* [Record set]
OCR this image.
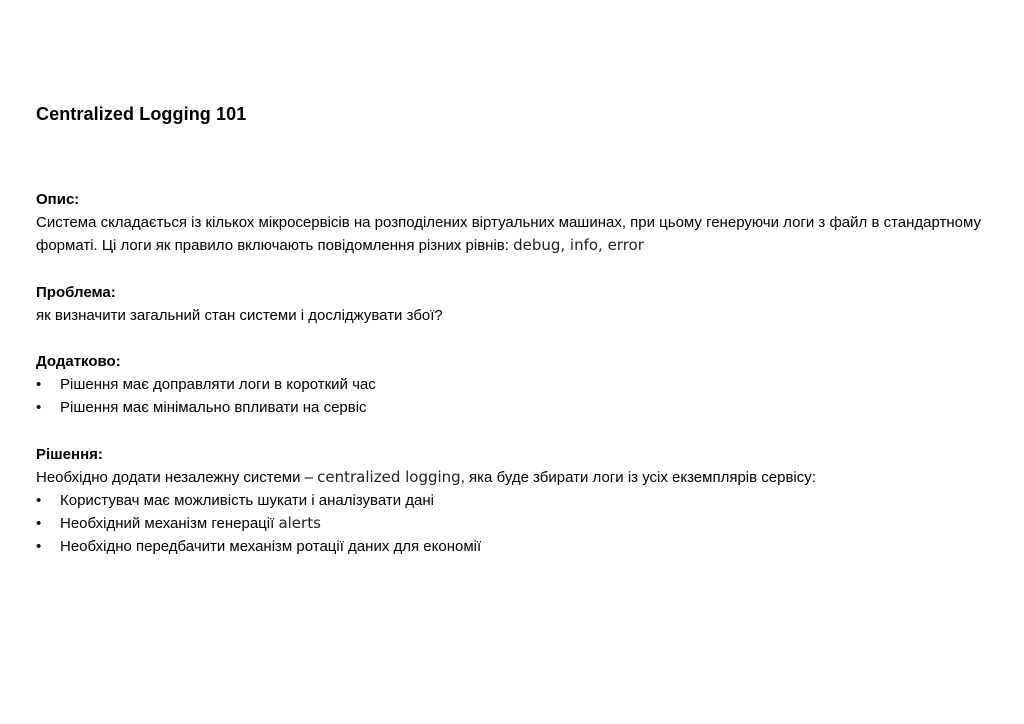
Centralized Logging 101
Опис:
Система складається із кількох мікросервісів на розподілених віртуальних машинах, при цьому генеруючи логи з файл в стандартному форматі. Ці логи як правило включають повідомлення різних рівнів: debug, info, error
Проблема:
як визначити загальний стан системи і досліджувати збої?
Додатково:
•	Рішення має доправляти логи в короткий час
•	Рішення має мінімально впливати на сервіс
Рішення:
Необхідно додати незалежну системи – centralized logging, яка буде збирати логи із усіх екземплярів сервісу:
•	Користувач має можливість шукати і аналізувати дані
•	Необхідний механізм генерації alerts
•	Необхідно передбачити механізм ротації даних для економії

* [Do this]
In the copy, include all records verbatim but no images.

* [Answer to the exercise]
OCR this image.
Centralized Logging 101
Опис:
Система складається із кількох мікросервісів на розподілених віртуальних машинах, при цьому генеруючи логи з файл в стандартному форматі. Ці логи як правило включають повідомлення різних рівнів: debug, info, error
Проблема:
як визначити загальний стан системи і досліджувати збої?
Додатково:
•	Рішення має доправляти логи в короткий час
•	Рішення має мінімально впливати на сервіс
Рішення:
Необхідно додати незалежну системи – centralized logging, яка буде збирати логи із усіх екземплярів сервісу:
•	Користувач має можливість шукати і аналізувати дані
•	Необхідний механізм генерації alerts
•	Необхідно передбачити механізм ротації даних для економії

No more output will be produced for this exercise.